Start SOURCE

Kate Vixon Wofford

Black and white photograph of Kate Wofford

Kate Vixon Wofford. Image from Alchetron, The Free Social Encyclopedia.

(1894-1954)  Wofford was born in Laurens,SC, to John Albert Wofford and Cleo Cunningham. She received an A.B. with honors in 1916 from Winthrop College and soon after started teaching at Laurens High School. She served briefly in the Washington office of U.S. Senator Ben Tillman and then joined the navy as a yeoman during World War I. Wofford returned to teach at Laurens High and in 1922 was elected to the first of two terms as county superintendent of schools, the first female school superintendent in South Carolina and the first woman elected to public office in the state. The support of women, with their newly granted suffrage rights, was important to Wofford’s election success. In addition to bringing needed change to the county’s rural schools, Wofford focused on improving conditions and standards for African American schools as well, a choice thrown at her in the second campaign but a challenge she overcame. Active in the South Carolina State Teachers Association, she was elected president for the 1926–1927 term and was the first woman to serve in this office as well.

End SOURCE

Extend the biographical sketch of Kate Vixon Wofford above, beginning after its final sentence.

Start EXTRACTED ENTRIES

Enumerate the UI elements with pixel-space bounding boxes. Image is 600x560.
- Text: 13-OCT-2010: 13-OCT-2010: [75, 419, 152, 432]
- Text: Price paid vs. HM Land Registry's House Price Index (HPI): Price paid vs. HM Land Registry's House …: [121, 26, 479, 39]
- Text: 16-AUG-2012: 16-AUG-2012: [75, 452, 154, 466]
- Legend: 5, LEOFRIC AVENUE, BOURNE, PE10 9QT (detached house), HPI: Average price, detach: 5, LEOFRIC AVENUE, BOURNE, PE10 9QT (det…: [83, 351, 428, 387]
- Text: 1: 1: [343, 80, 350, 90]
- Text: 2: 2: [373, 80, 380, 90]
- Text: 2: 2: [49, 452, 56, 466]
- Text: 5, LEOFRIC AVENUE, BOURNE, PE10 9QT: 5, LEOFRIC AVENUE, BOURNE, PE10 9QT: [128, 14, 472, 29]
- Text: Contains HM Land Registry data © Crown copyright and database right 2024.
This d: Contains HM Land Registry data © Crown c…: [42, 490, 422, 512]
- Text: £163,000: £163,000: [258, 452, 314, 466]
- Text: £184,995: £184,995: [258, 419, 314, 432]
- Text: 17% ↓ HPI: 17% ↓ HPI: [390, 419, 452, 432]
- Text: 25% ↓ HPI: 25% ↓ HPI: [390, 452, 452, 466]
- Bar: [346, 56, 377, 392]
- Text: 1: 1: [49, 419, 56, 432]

End EXTRACTED ENTRIES

RESULT —
In 1930 Wofford continued her education, receiving her A.M. from Cornell University (1931) and her Ph.D. from Columbia University (1934). 

Wofford became head professor and director of rural education at State Teachers College, Buffalo, New York, and became widely known and respected for her expertise on education in rural schools. In 1935 Wofford was offered the position of dean at the University of South Carolina, but she declined because it would take her out of the field of rural education.

Wofford’s expertise led to many accomplishments and honors, including visiting professorships across the United States and internationally. She held positions within the rural education department of the National Education Association and wrote for and edited some of the association’s yearbooks.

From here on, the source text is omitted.